◆ Exercise aim
Quote all of the data that follows exactly as written, skipping the images.

◆ Dataset items

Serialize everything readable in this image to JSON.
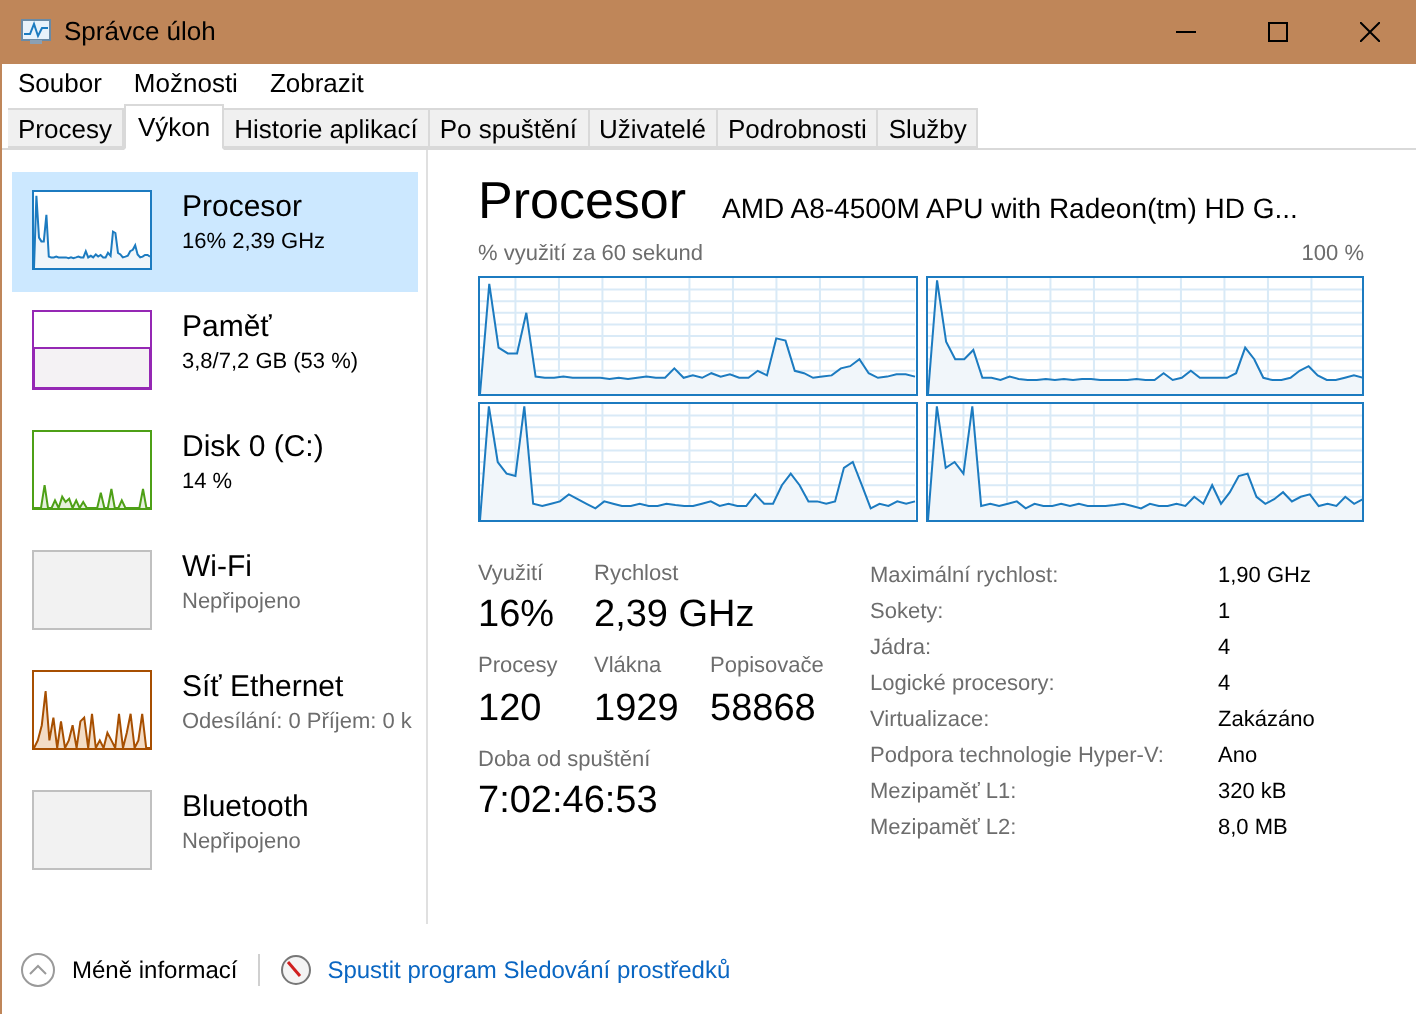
{
  "window": {
    "title": "Správce úloh"
  },
  "menu": [
    "Soubor",
    "Možnosti",
    "Zobrazit"
  ],
  "tabs": [
    {
      "label": "Procesy",
      "selected": false
    },
    {
      "label": "Výkon",
      "selected": true
    },
    {
      "label": "Historie aplikací",
      "selected": false
    },
    {
      "label": "Po spuštění",
      "selected": false
    },
    {
      "label": "Uživatelé",
      "selected": false
    },
    {
      "label": "Podrobnosti",
      "selected": false
    },
    {
      "label": "Služby",
      "selected": false
    }
  ],
  "sidebar": {
    "items": [
      {
        "kind": "cpu",
        "name": "Procesor",
        "detail": "16% 2,39 GHz",
        "color": "#1c7bc0",
        "selected": true,
        "dimmed": false
      },
      {
        "kind": "memory",
        "name": "Paměť",
        "detail": "3,8/7,2 GB (53 %)",
        "color": "#9528b4",
        "selected": false,
        "dimmed": false
      },
      {
        "kind": "disk",
        "name": "Disk 0 (C:)",
        "detail": "14 %",
        "color": "#4ea017",
        "selected": false,
        "dimmed": false
      },
      {
        "kind": "none",
        "name": "Wi-Fi",
        "detail": "Nepřipojeno",
        "color": "#c0c0c0",
        "selected": false,
        "dimmed": true
      },
      {
        "kind": "network",
        "name": "Síť Ethernet",
        "detail": "Odesílání: 0 Příjem: 0 k",
        "color": "#a74f01",
        "selected": false,
        "dimmed": true
      },
      {
        "kind": "none",
        "name": "Bluetooth",
        "detail": "Nepřipojeno",
        "color": "#c0c0c0",
        "selected": false,
        "dimmed": true
      }
    ]
  },
  "panel": {
    "title": "Procesor",
    "model": "AMD A8-4500M APU with Radeon(tm) HD G...",
    "graph_caption": "% využití za 60 sekund",
    "graph_max": "100 %",
    "stats_rows": [
      [
        {
          "label": "Využití",
          "value": "16%"
        },
        {
          "label": "Rychlost",
          "value": "2,39 GHz"
        }
      ],
      [
        {
          "label": "Procesy",
          "value": "120"
        },
        {
          "label": "Vlákna",
          "value": "1929"
        },
        {
          "label": "Popisovače",
          "value": "58868"
        }
      ],
      [
        {
          "label": "Doba od spuštění",
          "value": "7:02:46:53"
        }
      ]
    ],
    "details": [
      {
        "label": "Maximální rychlost:",
        "value": "1,90 GHz"
      },
      {
        "label": "Sokety:",
        "value": "1"
      },
      {
        "label": "Jádra:",
        "value": "4"
      },
      {
        "label": "Logické procesory:",
        "value": "4"
      },
      {
        "label": "Virtualizace:",
        "value": "Zakázáno"
      },
      {
        "label": "Podpora technologie Hyper-V:",
        "value": "Ano"
      },
      {
        "label": "Mezipaměť L1:",
        "value": "320 kB"
      },
      {
        "label": "Mezipaměť L2:",
        "value": "8,0 MB"
      }
    ]
  },
  "footer": {
    "less_info": "Méně informací",
    "monitor_link": "Spustit program Sledování prostředků"
  }
}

◆ Written answer
Serialize everything readable in this image to JSON.
{
  "window": {
    "title": "Správce úloh"
  },
  "menu": [
    "Soubor",
    "Možnosti",
    "Zobrazit"
  ],
  "tabs": [
    {
      "label": "Procesy",
      "selected": false
    },
    {
      "label": "Výkon",
      "selected": true
    },
    {
      "label": "Historie aplikací",
      "selected": false
    },
    {
      "label": "Po spuštění",
      "selected": false
    },
    {
      "label": "Uživatelé",
      "selected": false
    },
    {
      "label": "Podrobnosti",
      "selected": false
    },
    {
      "label": "Služby",
      "selected": false
    }
  ],
  "sidebar": {
    "items": [
      {
        "kind": "cpu",
        "name": "Procesor",
        "detail": "16% 2,39 GHz",
        "color": "#1c7bc0",
        "selected": true,
        "dimmed": false
      },
      {
        "kind": "memory",
        "name": "Paměť",
        "detail": "3,8/7,2 GB (53 %)",
        "color": "#9528b4",
        "selected": false,
        "dimmed": false
      },
      {
        "kind": "disk",
        "name": "Disk 0 (C:)",
        "detail": "14 %",
        "color": "#4ea017",
        "selected": false,
        "dimmed": false
      },
      {
        "kind": "none",
        "name": "Wi-Fi",
        "detail": "Nepřipojeno",
        "color": "#c0c0c0",
        "selected": false,
        "dimmed": true
      },
      {
        "kind": "network",
        "name": "Síť Ethernet",
        "detail": "Odesílání: 0 Příjem: 0 k",
        "color": "#a74f01",
        "selected": false,
        "dimmed": true
      },
      {
        "kind": "none",
        "name": "Bluetooth",
        "detail": "Nepřipojeno",
        "color": "#c0c0c0",
        "selected": false,
        "dimmed": true
      }
    ]
  },
  "panel": {
    "title": "Procesor",
    "model": "AMD A8-4500M APU with Radeon(tm) HD G...",
    "graph_caption": "% využití za 60 sekund",
    "graph_max": "100 %",
    "stats_rows": [
      [
        {
          "label": "Využití",
          "value": "16%"
        },
        {
          "label": "Rychlost",
          "value": "2,39 GHz"
        }
      ],
      [
        {
          "label": "Procesy",
          "value": "120"
        },
        {
          "label": "Vlákna",
          "value": "1929"
        },
        {
          "label": "Popisovače",
          "value": "58868"
        }
      ],
      [
        {
          "label": "Doba od spuštění",
          "value": "7:02:46:53"
        }
      ]
    ],
    "details": [
      {
        "label": "Maximální rychlost:",
        "value": "1,90 GHz"
      },
      {
        "label": "Sokety:",
        "value": "1"
      },
      {
        "label": "Jádra:",
        "value": "4"
      },
      {
        "label": "Logické procesory:",
        "value": "4"
      },
      {
        "label": "Virtualizace:",
        "value": "Zakázáno"
      },
      {
        "label": "Podpora technologie Hyper-V:",
        "value": "Ano"
      },
      {
        "label": "Mezipaměť L1:",
        "value": "320 kB"
      },
      {
        "label": "Mezipaměť L2:",
        "value": "8,0 MB"
      }
    ]
  },
  "footer": {
    "less_info": "Méně informací",
    "monitor_link": "Spustit program Sledování prostředků"
  }
}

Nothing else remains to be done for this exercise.